§ WRITTEN TASK
Report the count of lines containing the word "Hong" in the entries below, and nothing more.

§ DATA ENTRIES

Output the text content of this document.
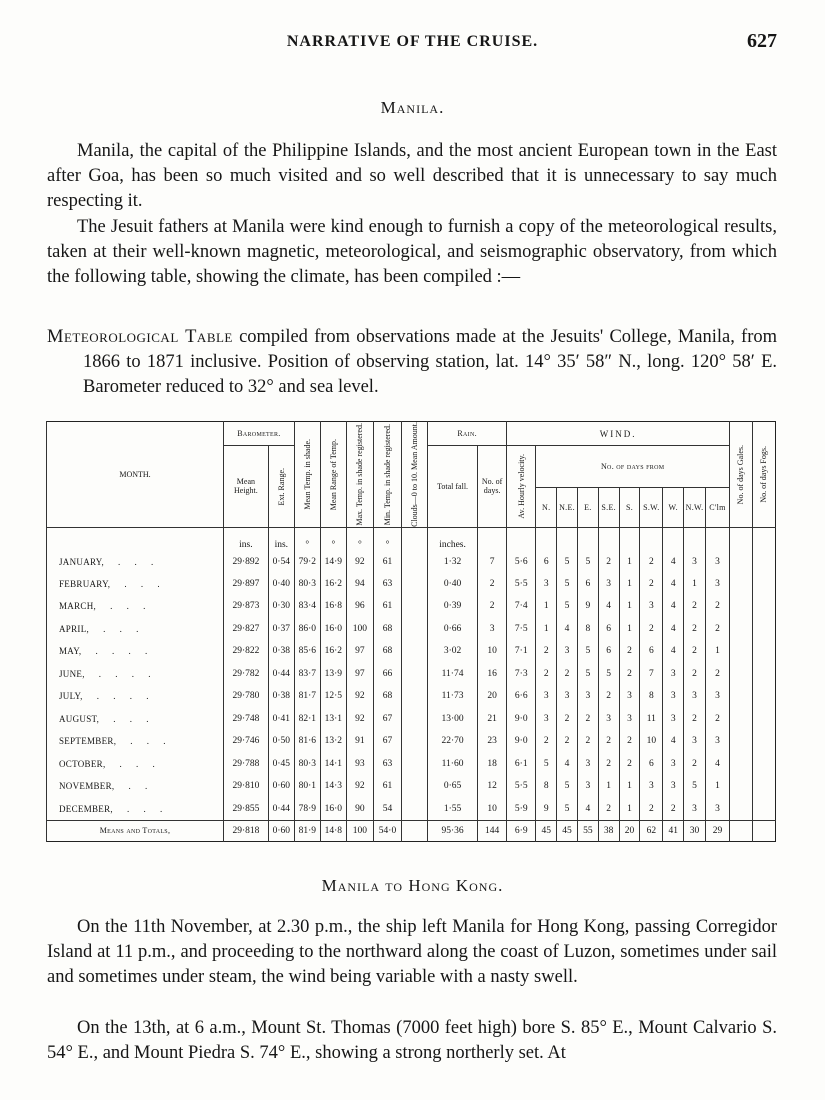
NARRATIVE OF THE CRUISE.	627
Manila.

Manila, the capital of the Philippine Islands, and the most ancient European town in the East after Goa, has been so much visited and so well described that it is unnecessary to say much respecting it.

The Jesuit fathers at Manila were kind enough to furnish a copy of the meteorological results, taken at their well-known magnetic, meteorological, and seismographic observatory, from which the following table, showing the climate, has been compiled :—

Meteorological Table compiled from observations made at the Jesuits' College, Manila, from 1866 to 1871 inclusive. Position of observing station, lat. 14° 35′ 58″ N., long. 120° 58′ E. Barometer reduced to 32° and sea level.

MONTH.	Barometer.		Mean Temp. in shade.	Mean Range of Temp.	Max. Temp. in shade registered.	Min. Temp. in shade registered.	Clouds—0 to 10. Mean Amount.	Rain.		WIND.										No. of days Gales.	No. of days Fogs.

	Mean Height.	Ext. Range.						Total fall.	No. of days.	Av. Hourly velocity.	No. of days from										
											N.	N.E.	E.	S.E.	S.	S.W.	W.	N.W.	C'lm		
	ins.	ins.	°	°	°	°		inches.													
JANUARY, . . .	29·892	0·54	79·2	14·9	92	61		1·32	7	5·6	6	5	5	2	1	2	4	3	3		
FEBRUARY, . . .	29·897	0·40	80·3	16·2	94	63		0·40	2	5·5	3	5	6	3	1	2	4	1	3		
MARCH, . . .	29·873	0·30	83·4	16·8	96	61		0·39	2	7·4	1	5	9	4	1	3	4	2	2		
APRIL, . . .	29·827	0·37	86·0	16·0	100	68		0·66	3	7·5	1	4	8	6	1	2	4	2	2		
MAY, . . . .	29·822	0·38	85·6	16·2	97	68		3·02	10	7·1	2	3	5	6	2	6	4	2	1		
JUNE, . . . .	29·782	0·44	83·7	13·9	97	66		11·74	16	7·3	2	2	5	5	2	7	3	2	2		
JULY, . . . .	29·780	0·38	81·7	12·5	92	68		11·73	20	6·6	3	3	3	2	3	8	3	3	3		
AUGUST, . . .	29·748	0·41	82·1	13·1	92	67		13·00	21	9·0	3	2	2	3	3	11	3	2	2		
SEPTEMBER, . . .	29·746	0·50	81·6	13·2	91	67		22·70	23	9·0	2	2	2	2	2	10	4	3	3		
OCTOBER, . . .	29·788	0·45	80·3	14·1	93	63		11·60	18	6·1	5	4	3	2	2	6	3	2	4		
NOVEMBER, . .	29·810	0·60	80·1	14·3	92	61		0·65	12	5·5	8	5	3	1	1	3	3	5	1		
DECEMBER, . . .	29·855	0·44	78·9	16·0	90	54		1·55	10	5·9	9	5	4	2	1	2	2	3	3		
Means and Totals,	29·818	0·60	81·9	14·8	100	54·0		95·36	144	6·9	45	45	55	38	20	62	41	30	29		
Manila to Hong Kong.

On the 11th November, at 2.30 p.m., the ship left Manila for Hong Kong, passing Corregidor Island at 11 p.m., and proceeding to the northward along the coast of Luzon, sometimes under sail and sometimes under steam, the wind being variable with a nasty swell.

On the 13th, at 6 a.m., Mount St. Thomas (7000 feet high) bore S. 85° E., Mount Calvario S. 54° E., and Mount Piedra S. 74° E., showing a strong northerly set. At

...

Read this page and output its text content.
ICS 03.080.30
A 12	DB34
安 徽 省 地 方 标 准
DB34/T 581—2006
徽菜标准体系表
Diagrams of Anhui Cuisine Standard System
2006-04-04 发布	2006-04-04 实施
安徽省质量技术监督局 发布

§ EXERCISE RESPONSE
2